### Material to process
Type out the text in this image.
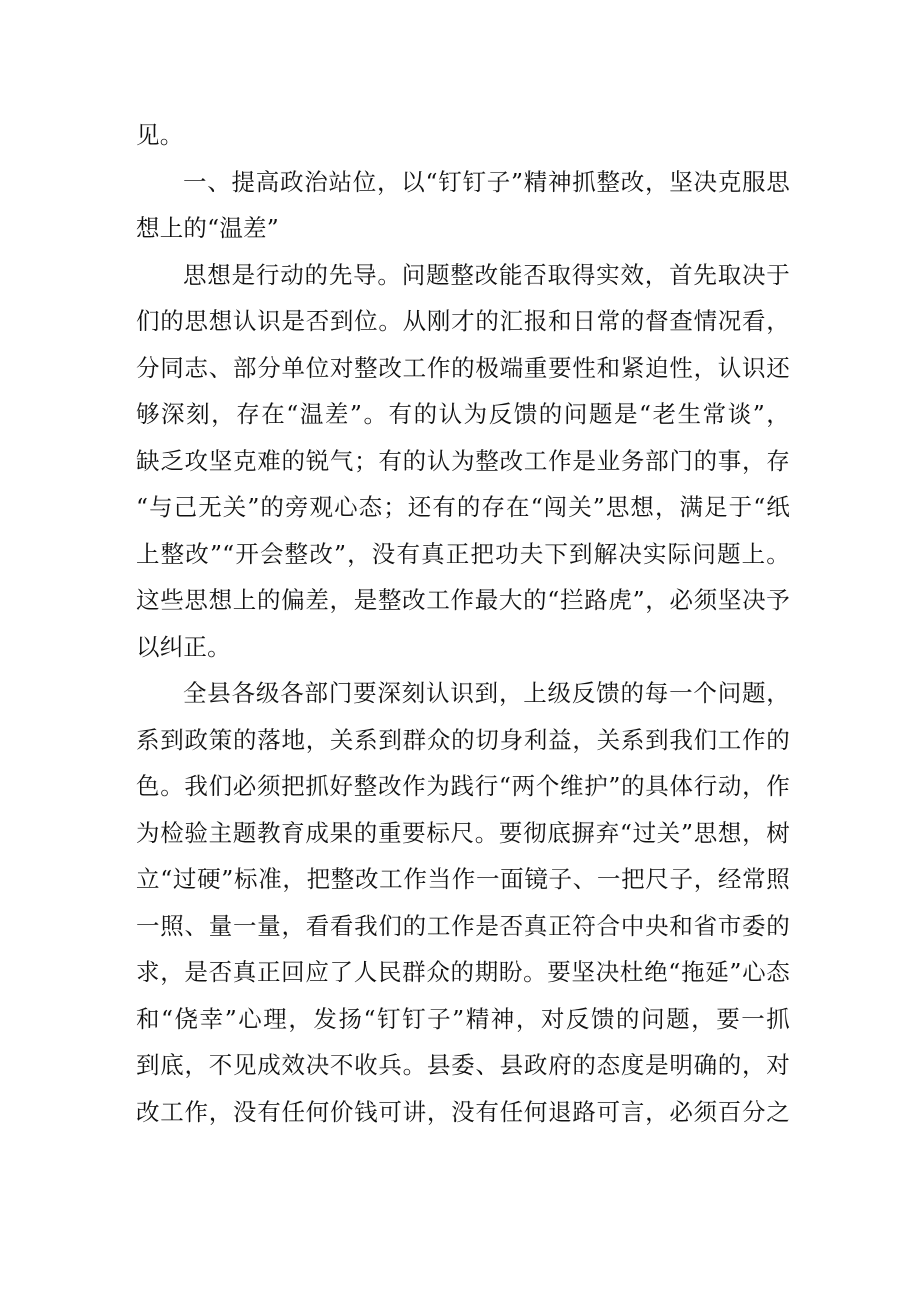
见。
一、提高政治站位，以“钉钉子”精神抓整改，坚决克服思
想上的“温差”
思想是行动的先导。问题整改能否取得实效，首先取决于
们的思想认识是否到位。从刚才的汇报和日常的督查情况看，
分同志、部分单位对整改工作的极端重要性和紧迫性，认识还
够深刻，存在“温差”。有的认为反馈的问题是“老生常谈”，
缺乏攻坚克难的锐气；有的认为整改工作是业务部门的事，存
“与己无关”的旁观心态；还有的存在“闯关”思想，满足于“纸
上整改”“开会整改”，没有真正把功夫下到解决实际问题上。
这些思想上的偏差，是整改工作最大的“拦路虎”，必须坚决予
以纠正。
全县各级各部门要深刻认识到，上级反馈的每一个问题，
系到政策的落地，关系到群众的切身利益，关系到我们工作的
色。我们必须把抓好整改作为践行“两个维护”的具体行动，作
为检验主题教育成果的重要标尺。要彻底摒弃“过关”思想，树
立“过硬”标准，把整改工作当作一面镜子、一把尺子，经常照
一照、量一量，看看我们的工作是否真正符合中央和省市委的
求，是否真正回应了人民群众的期盼。要坚决杜绝“拖延”心态
和“侥幸”心理，发扬“钉钉子”精神，对反馈的问题，要一抓
到底，不见成效决不收兵。县委、县政府的态度是明确的，对
改工作，没有任何价钱可讲，没有任何退路可言，必须百分之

### Task details
Transcribe each entry above exactly, apart from the pictures.

### Problem solution
Type out the text in this image.
见。
一、提高政治站位，以“钉钉子”精神抓整改，坚决克服思
想上的“温差”
思想是行动的先导。问题整改能否取得实效，首先取决于
们的思想认识是否到位。从刚才的汇报和日常的督查情况看，
分同志、部分单位对整改工作的极端重要性和紧迫性，认识还
够深刻，存在“温差”。有的认为反馈的问题是“老生常谈”，
缺乏攻坚克难的锐气；有的认为整改工作是业务部门的事，存
“与己无关”的旁观心态；还有的存在“闯关”思想，满足于“纸
上整改”“开会整改”，没有真正把功夫下到解决实际问题上。
这些思想上的偏差，是整改工作最大的“拦路虎”，必须坚决予
以纠正。
全县各级各部门要深刻认识到，上级反馈的每一个问题，
系到政策的落地，关系到群众的切身利益，关系到我们工作的
色。我们必须把抓好整改作为践行“两个维护”的具体行动，作
为检验主题教育成果的重要标尺。要彻底摒弃“过关”思想，树
立“过硬”标准，把整改工作当作一面镜子、一把尺子，经常照
一照、量一量，看看我们的工作是否真正符合中央和省市委的
求，是否真正回应了人民群众的期盼。要坚决杜绝“拖延”心态
和“侥幸”心理，发扬“钉钉子”精神，对反馈的问题，要一抓
到底，不见成效决不收兵。县委、县政府的态度是明确的，对
改工作，没有任何价钱可讲，没有任何退路可言，必须百分之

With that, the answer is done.